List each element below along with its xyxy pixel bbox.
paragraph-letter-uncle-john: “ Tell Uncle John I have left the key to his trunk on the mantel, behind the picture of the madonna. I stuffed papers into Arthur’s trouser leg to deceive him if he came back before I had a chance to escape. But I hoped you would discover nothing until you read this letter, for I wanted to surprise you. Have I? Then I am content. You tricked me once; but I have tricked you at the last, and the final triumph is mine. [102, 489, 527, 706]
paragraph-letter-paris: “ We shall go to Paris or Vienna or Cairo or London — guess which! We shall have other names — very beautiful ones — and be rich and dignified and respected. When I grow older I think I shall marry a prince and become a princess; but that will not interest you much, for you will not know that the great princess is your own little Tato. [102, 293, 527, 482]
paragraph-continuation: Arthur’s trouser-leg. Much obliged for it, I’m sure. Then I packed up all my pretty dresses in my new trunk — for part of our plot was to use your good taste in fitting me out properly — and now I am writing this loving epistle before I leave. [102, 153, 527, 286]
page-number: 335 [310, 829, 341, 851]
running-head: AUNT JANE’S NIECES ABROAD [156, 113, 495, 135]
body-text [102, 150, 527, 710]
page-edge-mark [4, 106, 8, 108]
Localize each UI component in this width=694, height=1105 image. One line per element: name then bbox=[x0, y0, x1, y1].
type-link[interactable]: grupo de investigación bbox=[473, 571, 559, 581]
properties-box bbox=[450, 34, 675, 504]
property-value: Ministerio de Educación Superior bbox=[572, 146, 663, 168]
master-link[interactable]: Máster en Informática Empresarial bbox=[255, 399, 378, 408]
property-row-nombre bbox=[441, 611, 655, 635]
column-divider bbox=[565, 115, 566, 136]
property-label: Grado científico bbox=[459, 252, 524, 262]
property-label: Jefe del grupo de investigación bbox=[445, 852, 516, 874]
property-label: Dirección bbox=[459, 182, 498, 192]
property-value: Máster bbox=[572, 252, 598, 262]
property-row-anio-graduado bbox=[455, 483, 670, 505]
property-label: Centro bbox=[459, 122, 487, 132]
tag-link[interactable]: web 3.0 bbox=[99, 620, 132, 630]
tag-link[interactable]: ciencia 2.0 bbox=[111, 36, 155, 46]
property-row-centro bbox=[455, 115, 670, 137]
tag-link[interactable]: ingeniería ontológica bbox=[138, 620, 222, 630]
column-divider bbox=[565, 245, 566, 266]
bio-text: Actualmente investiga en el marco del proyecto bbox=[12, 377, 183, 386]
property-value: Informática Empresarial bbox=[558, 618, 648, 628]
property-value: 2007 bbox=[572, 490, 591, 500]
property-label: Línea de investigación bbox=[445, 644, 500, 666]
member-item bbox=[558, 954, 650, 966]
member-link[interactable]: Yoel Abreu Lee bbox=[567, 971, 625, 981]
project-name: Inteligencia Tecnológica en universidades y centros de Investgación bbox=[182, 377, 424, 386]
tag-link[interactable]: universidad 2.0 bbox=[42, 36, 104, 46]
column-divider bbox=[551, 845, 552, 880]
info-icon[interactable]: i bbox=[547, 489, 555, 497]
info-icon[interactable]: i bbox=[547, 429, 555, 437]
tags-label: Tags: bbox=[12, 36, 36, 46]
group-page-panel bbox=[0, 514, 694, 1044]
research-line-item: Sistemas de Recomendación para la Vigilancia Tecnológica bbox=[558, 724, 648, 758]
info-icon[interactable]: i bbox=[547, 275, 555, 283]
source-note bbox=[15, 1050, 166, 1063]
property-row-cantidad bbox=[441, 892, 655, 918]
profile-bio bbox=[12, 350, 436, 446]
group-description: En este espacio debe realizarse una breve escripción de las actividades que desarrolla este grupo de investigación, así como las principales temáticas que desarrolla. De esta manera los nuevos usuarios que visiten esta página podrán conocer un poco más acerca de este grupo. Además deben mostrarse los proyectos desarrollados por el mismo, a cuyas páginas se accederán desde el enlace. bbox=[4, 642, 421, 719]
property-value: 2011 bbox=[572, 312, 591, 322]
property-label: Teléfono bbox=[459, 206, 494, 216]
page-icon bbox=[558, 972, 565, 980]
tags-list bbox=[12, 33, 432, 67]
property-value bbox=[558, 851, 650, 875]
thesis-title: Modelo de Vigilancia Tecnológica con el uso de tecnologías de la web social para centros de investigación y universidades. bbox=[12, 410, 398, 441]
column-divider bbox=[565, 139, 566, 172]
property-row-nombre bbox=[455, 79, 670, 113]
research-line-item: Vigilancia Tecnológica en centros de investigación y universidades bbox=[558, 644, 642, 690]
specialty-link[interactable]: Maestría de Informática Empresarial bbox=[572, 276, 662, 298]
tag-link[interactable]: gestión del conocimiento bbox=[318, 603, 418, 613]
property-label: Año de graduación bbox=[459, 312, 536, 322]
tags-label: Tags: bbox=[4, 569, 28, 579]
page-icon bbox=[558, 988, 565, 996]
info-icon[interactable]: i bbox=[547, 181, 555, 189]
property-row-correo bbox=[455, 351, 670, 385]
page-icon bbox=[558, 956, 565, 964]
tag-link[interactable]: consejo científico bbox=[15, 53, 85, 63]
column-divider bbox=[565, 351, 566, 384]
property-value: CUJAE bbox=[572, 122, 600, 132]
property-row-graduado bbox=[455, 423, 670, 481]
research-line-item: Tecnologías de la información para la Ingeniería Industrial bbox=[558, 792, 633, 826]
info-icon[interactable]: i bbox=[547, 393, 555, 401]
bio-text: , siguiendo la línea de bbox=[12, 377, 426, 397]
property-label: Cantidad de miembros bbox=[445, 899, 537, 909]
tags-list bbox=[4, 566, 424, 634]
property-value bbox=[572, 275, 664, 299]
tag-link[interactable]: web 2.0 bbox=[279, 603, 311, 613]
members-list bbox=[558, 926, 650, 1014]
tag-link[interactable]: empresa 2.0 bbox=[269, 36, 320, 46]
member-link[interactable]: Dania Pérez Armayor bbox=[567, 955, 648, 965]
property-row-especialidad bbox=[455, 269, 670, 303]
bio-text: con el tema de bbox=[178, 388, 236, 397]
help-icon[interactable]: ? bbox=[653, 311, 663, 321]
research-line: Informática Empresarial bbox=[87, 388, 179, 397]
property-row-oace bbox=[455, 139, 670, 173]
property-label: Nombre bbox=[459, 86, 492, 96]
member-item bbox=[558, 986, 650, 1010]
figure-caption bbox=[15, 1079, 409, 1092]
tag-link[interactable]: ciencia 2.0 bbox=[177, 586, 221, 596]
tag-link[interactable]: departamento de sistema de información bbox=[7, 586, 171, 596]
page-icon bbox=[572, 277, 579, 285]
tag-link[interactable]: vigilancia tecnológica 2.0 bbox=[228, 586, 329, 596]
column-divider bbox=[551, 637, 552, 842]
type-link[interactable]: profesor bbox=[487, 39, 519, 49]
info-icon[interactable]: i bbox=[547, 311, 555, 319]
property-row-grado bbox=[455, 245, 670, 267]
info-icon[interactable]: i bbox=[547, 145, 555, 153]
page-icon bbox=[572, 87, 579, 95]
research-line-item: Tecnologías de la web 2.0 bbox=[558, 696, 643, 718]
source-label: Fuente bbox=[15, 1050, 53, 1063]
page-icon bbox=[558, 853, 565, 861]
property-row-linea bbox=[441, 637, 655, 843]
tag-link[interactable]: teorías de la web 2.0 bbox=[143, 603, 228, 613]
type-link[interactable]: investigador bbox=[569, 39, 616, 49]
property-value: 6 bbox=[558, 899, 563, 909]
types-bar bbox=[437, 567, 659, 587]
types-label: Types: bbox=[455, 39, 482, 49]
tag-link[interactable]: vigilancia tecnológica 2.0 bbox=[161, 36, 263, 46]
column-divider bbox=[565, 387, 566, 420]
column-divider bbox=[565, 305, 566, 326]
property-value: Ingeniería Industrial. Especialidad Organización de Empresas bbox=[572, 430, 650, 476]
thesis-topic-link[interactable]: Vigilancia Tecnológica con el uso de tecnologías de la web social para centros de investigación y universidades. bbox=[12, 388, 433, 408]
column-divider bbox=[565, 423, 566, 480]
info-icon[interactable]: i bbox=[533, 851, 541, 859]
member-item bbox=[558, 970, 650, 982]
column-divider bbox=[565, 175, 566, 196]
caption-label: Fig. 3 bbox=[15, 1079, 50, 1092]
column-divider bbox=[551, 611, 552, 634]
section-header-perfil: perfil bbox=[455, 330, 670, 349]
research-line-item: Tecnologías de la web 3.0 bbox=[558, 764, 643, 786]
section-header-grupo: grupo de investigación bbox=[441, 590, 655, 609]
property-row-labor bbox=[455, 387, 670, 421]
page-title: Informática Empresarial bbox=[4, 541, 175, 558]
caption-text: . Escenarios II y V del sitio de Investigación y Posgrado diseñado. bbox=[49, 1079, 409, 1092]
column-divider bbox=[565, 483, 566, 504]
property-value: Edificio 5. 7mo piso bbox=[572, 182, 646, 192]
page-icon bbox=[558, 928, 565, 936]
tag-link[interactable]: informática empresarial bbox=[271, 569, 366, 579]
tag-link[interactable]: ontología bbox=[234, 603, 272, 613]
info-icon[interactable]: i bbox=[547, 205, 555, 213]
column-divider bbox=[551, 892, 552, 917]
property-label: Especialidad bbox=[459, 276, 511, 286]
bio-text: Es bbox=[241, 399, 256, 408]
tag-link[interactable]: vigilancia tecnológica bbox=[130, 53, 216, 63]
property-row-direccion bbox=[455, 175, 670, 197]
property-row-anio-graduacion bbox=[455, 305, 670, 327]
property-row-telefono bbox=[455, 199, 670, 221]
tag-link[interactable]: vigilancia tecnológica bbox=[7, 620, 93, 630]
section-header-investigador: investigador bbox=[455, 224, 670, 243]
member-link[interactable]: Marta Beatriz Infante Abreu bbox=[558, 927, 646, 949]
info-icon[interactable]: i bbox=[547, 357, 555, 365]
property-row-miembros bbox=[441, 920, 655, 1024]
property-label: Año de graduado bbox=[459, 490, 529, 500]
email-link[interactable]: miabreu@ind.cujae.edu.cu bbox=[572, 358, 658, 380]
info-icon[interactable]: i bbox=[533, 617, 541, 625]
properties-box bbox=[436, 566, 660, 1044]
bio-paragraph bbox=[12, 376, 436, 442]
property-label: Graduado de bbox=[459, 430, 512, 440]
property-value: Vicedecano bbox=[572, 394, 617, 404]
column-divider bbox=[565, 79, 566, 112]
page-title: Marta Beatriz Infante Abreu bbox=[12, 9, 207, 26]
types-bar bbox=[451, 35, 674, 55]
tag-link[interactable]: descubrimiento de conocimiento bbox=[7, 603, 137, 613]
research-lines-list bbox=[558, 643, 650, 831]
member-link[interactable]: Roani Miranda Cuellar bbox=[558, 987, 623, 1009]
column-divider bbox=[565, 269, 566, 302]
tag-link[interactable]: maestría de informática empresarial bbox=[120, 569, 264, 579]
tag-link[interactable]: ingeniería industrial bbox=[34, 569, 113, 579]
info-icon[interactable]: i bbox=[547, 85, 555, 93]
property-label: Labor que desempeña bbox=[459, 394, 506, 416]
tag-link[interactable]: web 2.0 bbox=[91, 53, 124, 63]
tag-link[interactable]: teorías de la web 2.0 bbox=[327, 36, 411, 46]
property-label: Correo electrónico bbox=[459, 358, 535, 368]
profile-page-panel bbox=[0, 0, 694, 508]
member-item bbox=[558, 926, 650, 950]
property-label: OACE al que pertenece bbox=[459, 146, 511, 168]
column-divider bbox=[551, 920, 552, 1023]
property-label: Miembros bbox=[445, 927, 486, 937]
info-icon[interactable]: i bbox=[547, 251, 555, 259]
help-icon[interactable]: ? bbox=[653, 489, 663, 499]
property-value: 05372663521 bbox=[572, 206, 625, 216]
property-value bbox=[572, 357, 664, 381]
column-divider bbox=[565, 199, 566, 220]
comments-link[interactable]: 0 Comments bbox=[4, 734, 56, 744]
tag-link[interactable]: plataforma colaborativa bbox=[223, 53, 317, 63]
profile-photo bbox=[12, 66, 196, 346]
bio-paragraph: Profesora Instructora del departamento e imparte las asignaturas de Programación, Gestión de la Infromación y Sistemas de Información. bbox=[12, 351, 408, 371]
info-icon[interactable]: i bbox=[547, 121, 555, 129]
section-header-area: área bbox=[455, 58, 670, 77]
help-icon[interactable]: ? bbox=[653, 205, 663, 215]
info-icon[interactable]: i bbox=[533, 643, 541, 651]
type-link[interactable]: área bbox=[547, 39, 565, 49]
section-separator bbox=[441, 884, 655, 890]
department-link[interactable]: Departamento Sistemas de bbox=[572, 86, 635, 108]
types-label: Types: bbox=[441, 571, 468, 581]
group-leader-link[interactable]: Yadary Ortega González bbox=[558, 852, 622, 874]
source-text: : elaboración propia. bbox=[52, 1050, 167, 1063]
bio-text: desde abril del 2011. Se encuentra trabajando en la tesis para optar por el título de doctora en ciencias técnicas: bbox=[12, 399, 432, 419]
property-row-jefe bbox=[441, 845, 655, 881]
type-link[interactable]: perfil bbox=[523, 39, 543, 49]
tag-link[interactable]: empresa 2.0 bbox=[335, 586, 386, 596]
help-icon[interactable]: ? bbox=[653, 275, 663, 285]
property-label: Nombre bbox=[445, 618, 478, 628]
◆ ◆ ◆ ◆
[Request]
Reproduce the material word for word, from its first line through the line that contains "page-edge-mark [4, 106, 8, 108]", including both of those lines.

[Correct response]
List each element below along with its xyxy pixel bbox.
paragraph-letter-uncle-john: “ Tell Uncle John I have left the key to his trunk on the mantel, behind the picture of the madonna. I stuffed papers into Arthur’s trouser leg to deceive him if he came back before I had a chance to escape. But I hoped you would discover nothing until you read this letter, for I wanted to surprise you. Have I? Then I am content. You tricked me once; but I have tricked you at the last, and the final triumph is mine. [102, 489, 527, 706]
paragraph-letter-paris: “ We shall go to Paris or Vienna or Cairo or London — guess which! We shall have other names — very beautiful ones — and be rich and dignified and respected. When I grow older I think I shall marry a prince and become a princess; but that will not interest you much, for you will not know that the great princess is your own little Tato. [102, 293, 527, 482]
paragraph-continuation: Arthur’s trouser-leg. Much obliged for it, I’m sure. Then I packed up all my pretty dresses in my new trunk — for part of our plot was to use your good taste in fitting me out properly — and now I am writing this loving epistle before I leave. [102, 153, 527, 286]
page-number: 335 [310, 829, 341, 851]
running-head: AUNT JANE’S NIECES ABROAD [156, 113, 495, 135]
body-text [102, 150, 527, 710]
page-edge-mark [4, 106, 8, 108]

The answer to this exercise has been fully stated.